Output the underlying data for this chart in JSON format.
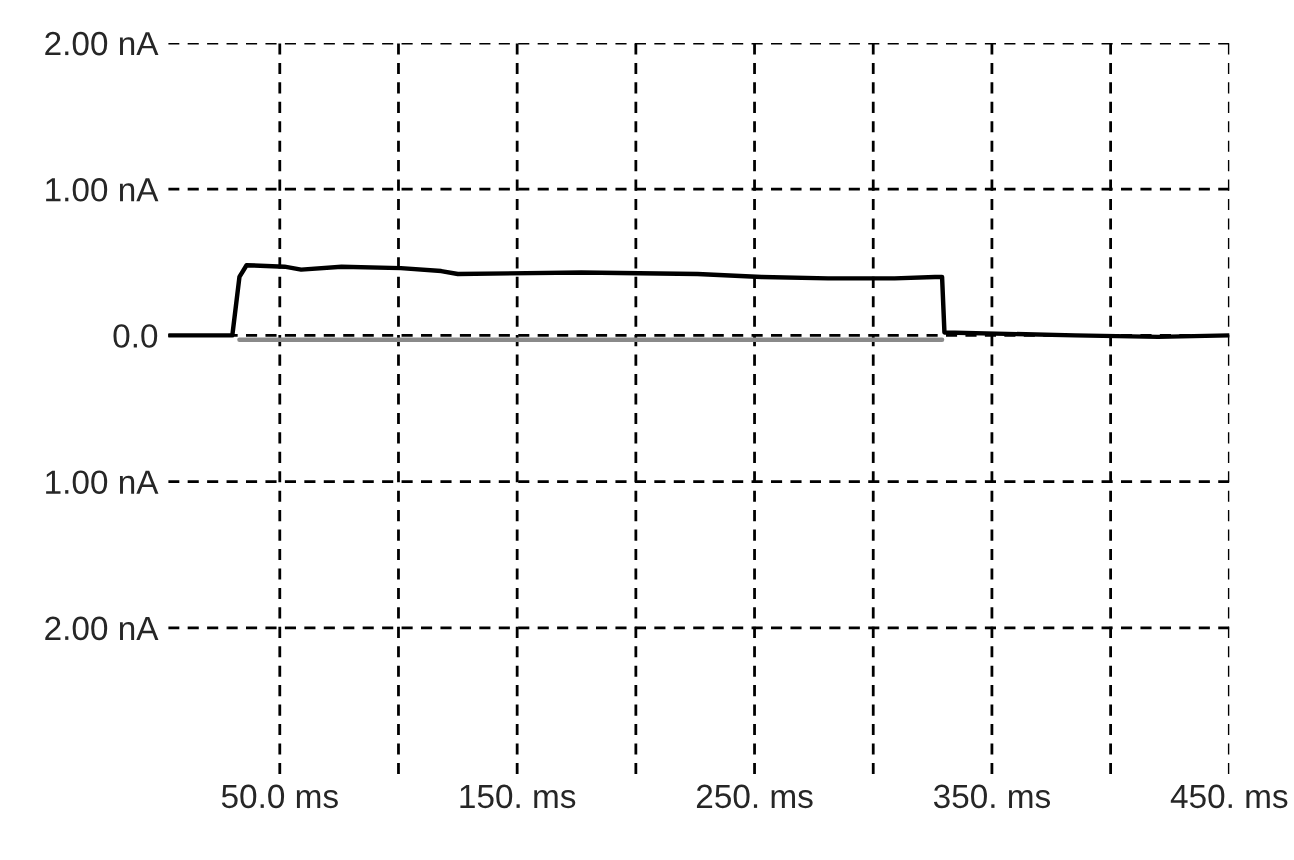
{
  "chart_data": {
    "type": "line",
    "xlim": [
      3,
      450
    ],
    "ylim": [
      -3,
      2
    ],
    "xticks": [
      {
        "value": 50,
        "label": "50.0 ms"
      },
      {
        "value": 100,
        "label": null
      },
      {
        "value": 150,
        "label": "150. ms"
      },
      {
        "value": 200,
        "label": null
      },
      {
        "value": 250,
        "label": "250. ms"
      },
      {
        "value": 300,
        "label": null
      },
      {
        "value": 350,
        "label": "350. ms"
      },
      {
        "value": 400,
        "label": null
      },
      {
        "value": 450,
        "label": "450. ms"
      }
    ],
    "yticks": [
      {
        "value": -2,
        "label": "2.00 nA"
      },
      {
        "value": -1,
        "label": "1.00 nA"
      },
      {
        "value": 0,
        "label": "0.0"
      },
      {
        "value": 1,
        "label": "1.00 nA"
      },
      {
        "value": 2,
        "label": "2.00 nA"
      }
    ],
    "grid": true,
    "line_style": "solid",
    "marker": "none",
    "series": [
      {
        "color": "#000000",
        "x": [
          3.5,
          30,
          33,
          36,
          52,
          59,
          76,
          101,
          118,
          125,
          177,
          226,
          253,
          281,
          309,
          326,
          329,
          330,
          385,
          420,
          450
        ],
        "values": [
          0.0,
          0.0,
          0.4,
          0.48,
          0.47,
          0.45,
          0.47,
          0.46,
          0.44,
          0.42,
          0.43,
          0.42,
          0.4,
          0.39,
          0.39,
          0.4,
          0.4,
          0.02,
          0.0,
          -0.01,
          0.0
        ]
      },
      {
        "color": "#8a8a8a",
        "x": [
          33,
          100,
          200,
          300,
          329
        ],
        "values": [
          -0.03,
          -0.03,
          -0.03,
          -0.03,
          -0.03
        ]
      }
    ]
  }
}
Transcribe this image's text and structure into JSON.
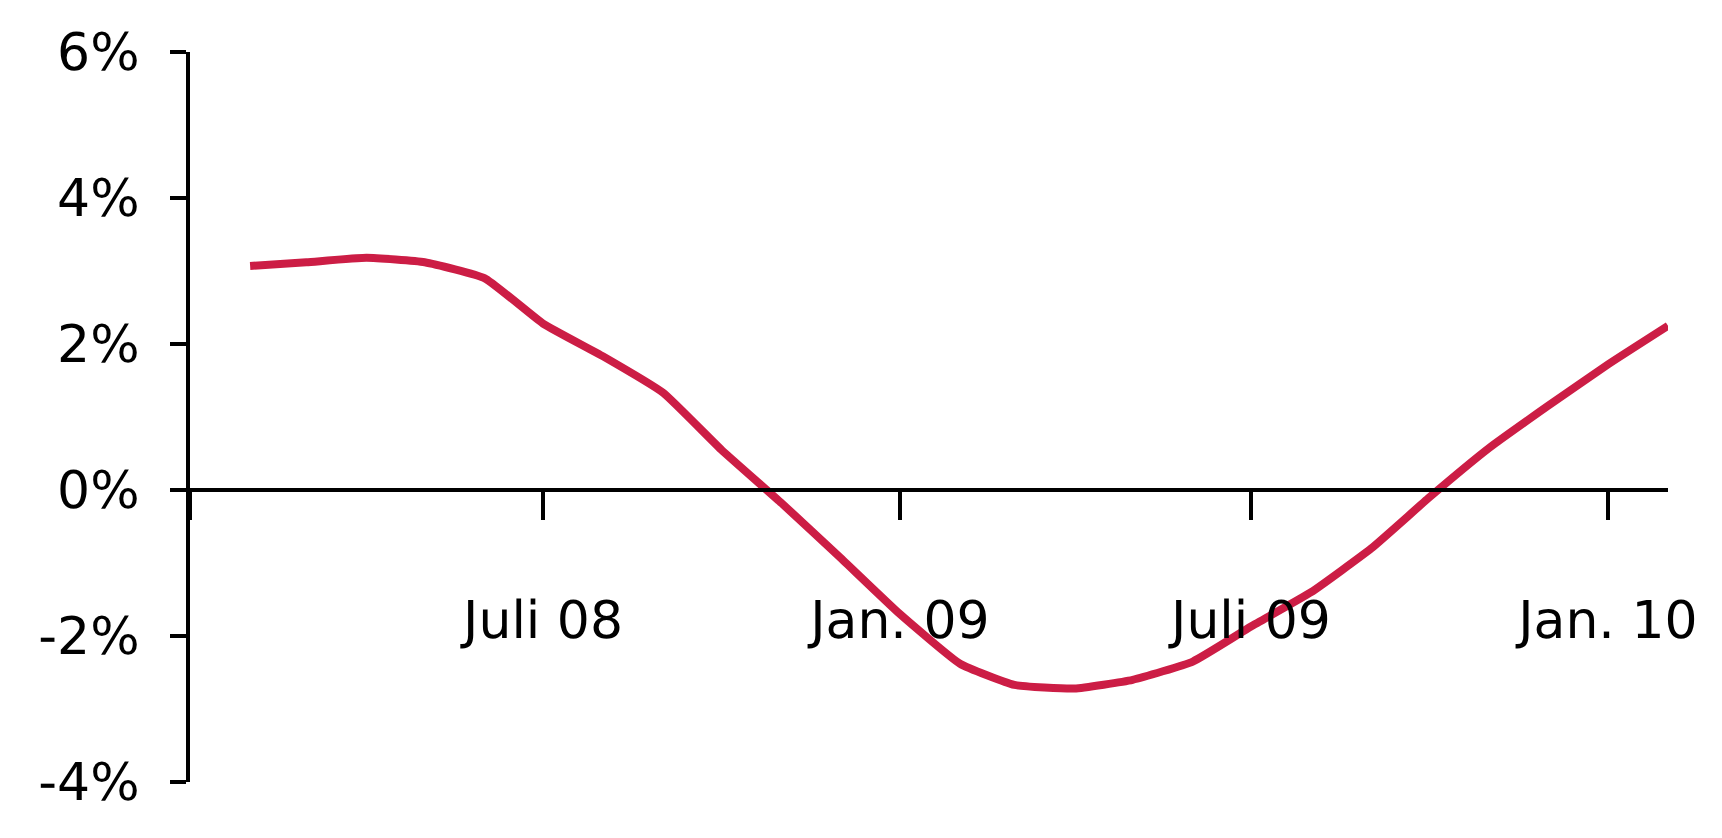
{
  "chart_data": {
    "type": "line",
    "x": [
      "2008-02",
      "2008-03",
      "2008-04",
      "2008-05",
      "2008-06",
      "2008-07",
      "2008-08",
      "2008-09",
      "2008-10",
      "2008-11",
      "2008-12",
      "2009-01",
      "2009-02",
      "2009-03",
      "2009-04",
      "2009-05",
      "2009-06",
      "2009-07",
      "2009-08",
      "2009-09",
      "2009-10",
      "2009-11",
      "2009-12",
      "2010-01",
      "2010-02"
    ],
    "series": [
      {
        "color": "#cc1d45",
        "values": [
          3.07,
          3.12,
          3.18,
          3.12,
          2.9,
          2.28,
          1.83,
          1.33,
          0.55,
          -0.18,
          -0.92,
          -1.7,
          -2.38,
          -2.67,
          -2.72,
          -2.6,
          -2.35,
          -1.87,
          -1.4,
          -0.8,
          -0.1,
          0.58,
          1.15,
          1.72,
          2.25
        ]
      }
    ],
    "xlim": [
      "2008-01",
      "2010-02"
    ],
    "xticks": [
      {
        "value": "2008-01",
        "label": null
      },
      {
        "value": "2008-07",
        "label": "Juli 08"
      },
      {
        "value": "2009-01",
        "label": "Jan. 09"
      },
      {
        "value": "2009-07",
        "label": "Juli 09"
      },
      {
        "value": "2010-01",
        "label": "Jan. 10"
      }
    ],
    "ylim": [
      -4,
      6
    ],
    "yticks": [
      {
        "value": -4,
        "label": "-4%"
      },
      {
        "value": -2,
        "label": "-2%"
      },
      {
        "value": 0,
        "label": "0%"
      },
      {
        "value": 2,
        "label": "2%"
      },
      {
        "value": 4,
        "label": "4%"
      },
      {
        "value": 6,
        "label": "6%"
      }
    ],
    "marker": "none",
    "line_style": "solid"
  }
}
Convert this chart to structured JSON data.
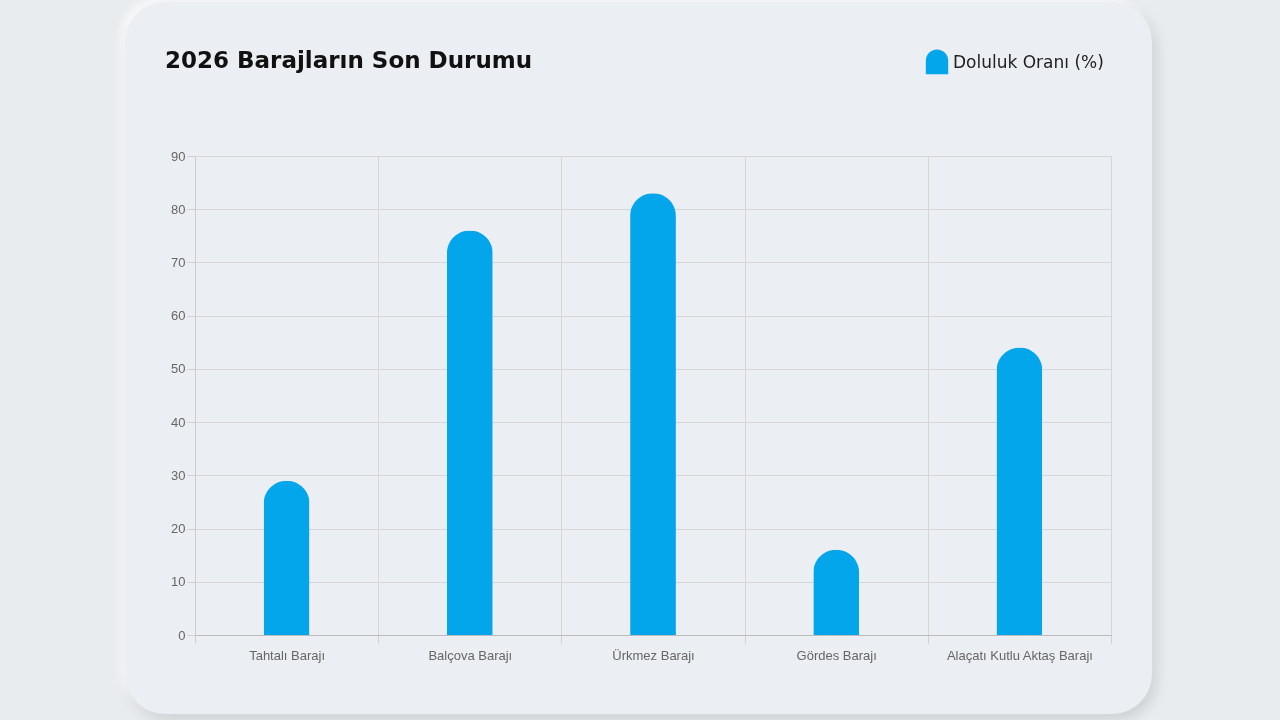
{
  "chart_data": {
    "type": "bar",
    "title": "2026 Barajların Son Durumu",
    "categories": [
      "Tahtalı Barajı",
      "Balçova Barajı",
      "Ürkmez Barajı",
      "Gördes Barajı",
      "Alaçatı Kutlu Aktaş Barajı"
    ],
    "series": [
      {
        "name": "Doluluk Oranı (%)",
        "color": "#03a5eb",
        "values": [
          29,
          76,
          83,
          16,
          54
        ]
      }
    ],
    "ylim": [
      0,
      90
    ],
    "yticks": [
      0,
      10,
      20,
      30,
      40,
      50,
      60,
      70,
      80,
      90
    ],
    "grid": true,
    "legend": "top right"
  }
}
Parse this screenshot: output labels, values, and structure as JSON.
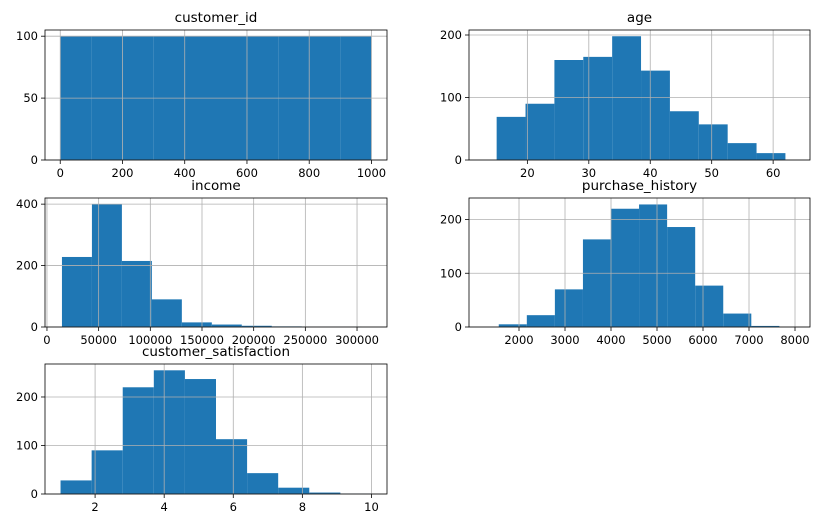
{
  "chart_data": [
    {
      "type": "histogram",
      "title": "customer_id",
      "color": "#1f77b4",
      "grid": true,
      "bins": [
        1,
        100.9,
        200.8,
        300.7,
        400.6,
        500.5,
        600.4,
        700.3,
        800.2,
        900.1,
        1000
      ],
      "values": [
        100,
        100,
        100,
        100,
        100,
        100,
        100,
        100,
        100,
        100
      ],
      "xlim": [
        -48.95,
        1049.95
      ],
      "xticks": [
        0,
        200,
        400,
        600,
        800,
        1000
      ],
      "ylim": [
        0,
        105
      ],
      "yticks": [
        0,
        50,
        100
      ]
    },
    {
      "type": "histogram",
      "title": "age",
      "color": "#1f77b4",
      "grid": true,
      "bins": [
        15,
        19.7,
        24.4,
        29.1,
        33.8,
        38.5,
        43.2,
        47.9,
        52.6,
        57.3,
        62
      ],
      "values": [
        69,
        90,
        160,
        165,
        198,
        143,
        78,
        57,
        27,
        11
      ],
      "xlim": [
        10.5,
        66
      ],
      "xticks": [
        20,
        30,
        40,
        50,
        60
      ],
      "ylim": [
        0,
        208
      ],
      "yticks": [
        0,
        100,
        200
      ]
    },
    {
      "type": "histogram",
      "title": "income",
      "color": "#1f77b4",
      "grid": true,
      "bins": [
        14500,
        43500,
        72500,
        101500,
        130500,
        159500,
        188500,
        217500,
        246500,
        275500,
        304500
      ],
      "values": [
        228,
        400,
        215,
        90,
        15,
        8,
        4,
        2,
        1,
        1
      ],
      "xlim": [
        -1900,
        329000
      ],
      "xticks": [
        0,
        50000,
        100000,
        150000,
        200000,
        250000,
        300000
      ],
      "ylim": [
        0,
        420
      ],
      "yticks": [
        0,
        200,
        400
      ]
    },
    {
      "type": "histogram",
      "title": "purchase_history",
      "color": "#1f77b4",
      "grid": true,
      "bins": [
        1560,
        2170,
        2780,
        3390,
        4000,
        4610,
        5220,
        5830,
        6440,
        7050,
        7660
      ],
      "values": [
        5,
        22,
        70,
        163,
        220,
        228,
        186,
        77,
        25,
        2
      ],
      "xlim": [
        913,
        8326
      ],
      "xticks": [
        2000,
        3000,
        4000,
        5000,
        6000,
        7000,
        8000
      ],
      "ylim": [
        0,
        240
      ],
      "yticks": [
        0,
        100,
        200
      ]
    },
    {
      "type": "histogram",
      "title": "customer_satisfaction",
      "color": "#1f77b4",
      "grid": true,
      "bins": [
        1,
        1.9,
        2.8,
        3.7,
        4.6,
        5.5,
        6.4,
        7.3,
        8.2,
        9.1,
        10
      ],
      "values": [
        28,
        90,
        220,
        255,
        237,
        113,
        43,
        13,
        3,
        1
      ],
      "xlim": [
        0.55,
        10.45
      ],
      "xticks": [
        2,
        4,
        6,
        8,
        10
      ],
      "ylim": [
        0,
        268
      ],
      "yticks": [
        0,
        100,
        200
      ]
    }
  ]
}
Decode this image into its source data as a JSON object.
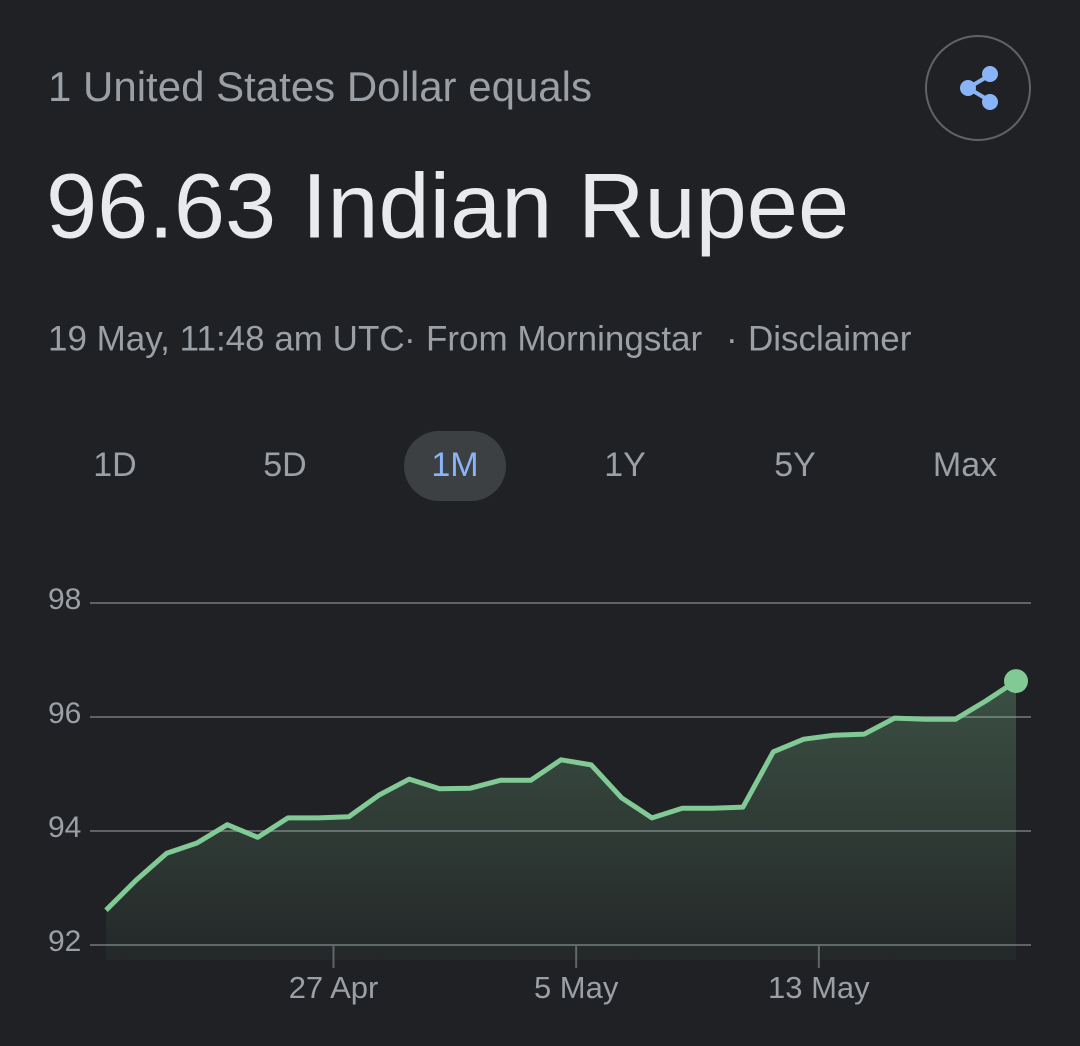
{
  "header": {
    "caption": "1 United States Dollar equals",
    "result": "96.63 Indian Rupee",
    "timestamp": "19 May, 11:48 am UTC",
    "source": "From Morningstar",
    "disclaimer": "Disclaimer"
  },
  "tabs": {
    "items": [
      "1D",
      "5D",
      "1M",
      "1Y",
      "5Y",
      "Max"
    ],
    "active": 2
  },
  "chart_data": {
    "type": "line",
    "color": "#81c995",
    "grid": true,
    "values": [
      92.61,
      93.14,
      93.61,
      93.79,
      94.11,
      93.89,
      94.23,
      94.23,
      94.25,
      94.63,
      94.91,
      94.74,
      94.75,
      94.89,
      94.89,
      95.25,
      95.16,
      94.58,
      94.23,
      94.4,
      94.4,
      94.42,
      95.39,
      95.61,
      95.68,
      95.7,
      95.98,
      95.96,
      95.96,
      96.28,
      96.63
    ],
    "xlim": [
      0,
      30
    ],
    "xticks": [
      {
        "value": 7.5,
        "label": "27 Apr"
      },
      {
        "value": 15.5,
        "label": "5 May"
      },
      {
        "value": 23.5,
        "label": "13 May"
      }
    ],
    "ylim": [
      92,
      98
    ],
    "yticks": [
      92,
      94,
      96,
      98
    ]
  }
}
:::::
▶ [WHAT YOU HAVE TO DO]: Using the records above, select and copy every line that has the word "into".

▶ [THE REPLY]:
Transcribe this image's text and structure into JSON.
Decode this image into its source data as a JSON object.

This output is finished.